In your copy, leave out the pictures; write out all the data exactly.

*ENTRIES PROVIDED*:
—————

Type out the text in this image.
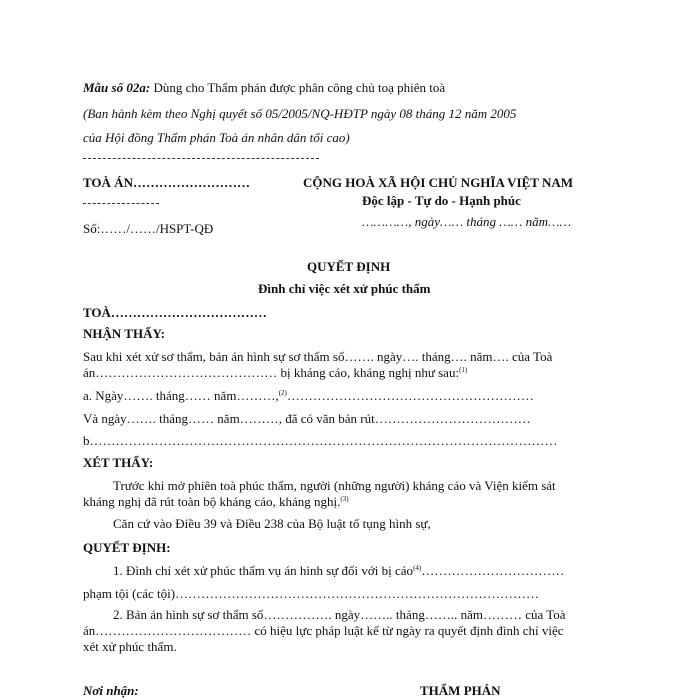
Mẫu số 02a: Dùng cho Thẩm phán được phân công chủ toạ phiên toà
(Ban hành kèm theo Nghị quyết số 05/2005/NQ-HĐTP ngày 08 tháng 12 năm 2005
của Hội đồng Thẩm phán Toà án nhân dân tối cao)
TOÀ ÁN………………………	CỘNG HOÀ XÃ HỘI CHỦ NGHĨA VIỆT NAM
Độc lập - Tự do - Hạnh phúc
Số:……/……/HSPT-QĐ	…………, ngày…… tháng …… năm……
QUYẾT ĐỊNH
Đình chỉ việc xét xử phúc thẩm
TOÀ………………………………
NHẬN THẤY:
Sau khi xét xử sơ thẩm, bản án hình sự sơ thẩm số……. ngày…. tháng…. năm…. của Toà
án…………………………………… bị kháng cáo, kháng nghị như sau:$^{(1)}$
a. Ngày……. tháng…… năm………,$^{(2)}$…………………………………………………
Và ngày……. tháng…… năm………, đã có văn bản rút………………………………
b………………………………………………………………………………………………
XÉT THẤY:
Trước khi mở phiên toà phúc thẩm, người (những người) kháng cáo và Viện kiểm sát
kháng nghị đã rút toàn bộ kháng cáo, kháng nghị.$^{(3)}$
Căn cứ vào Điều 39 và Điều 238 của Bộ luật tố tụng hình sự,
QUYẾT ĐỊNH:
1. Đình chỉ xét xử phúc thẩm vụ án hình sự đối với bị cáo$^{(4)}$……………………………
phạm tội (các tội)…………………………………………………………………………
2. Bản án hình sự sơ thẩm số……………. ngày…….. tháng…….. năm……… của Toà
án……………………………… có hiệu lực pháp luật kể từ ngày ra quyết định đình chỉ việc
xét xử phúc thẩm.
Nơi nhận:	THẨM PHÁN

—————

*CORRECT ANSWER*:
Type out the text in this image.
Mẫu số 02a: Dùng cho Thẩm phán được phân công chủ toạ phiên toà
(Ban hành kèm theo Nghị quyết số 05/2005/NQ-HĐTP ngày 08 tháng 12 năm 2005
của Hội đồng Thẩm phán Toà án nhân dân tối cao)
TOÀ ÁN………………………	CỘNG HOÀ XÃ HỘI CHỦ NGHĨA VIỆT NAM
Độc lập - Tự do - Hạnh phúc
Số:……/……/HSPT-QĐ	…………, ngày…… tháng …… năm……
QUYẾT ĐỊNH
Đình chỉ việc xét xử phúc thẩm
TOÀ………………………………
NHẬN THẤY:
Sau khi xét xử sơ thẩm, bản án hình sự sơ thẩm số……. ngày…. tháng…. năm…. của Toà
án…………………………………… bị kháng cáo, kháng nghị như sau:$^{(1)}$
a. Ngày……. tháng…… năm………,$^{(2)}$…………………………………………………
Và ngày……. tháng…… năm………, đã có văn bản rút………………………………
b………………………………………………………………………………………………
XÉT THẤY:
Trước khi mở phiên toà phúc thẩm, người (những người) kháng cáo và Viện kiểm sát
kháng nghị đã rút toàn bộ kháng cáo, kháng nghị.$^{(3)}$
Căn cứ vào Điều 39 và Điều 238 của Bộ luật tố tụng hình sự,
QUYẾT ĐỊNH:
1. Đình chỉ xét xử phúc thẩm vụ án hình sự đối với bị cáo$^{(4)}$……………………………
phạm tội (các tội)…………………………………………………………………………
2. Bản án hình sự sơ thẩm số……………. ngày…….. tháng…….. năm……… của Toà
án……………………………… có hiệu lực pháp luật kể từ ngày ra quyết định đình chỉ việc
xét xử phúc thẩm.
Nơi nhận:	THẨM PHÁN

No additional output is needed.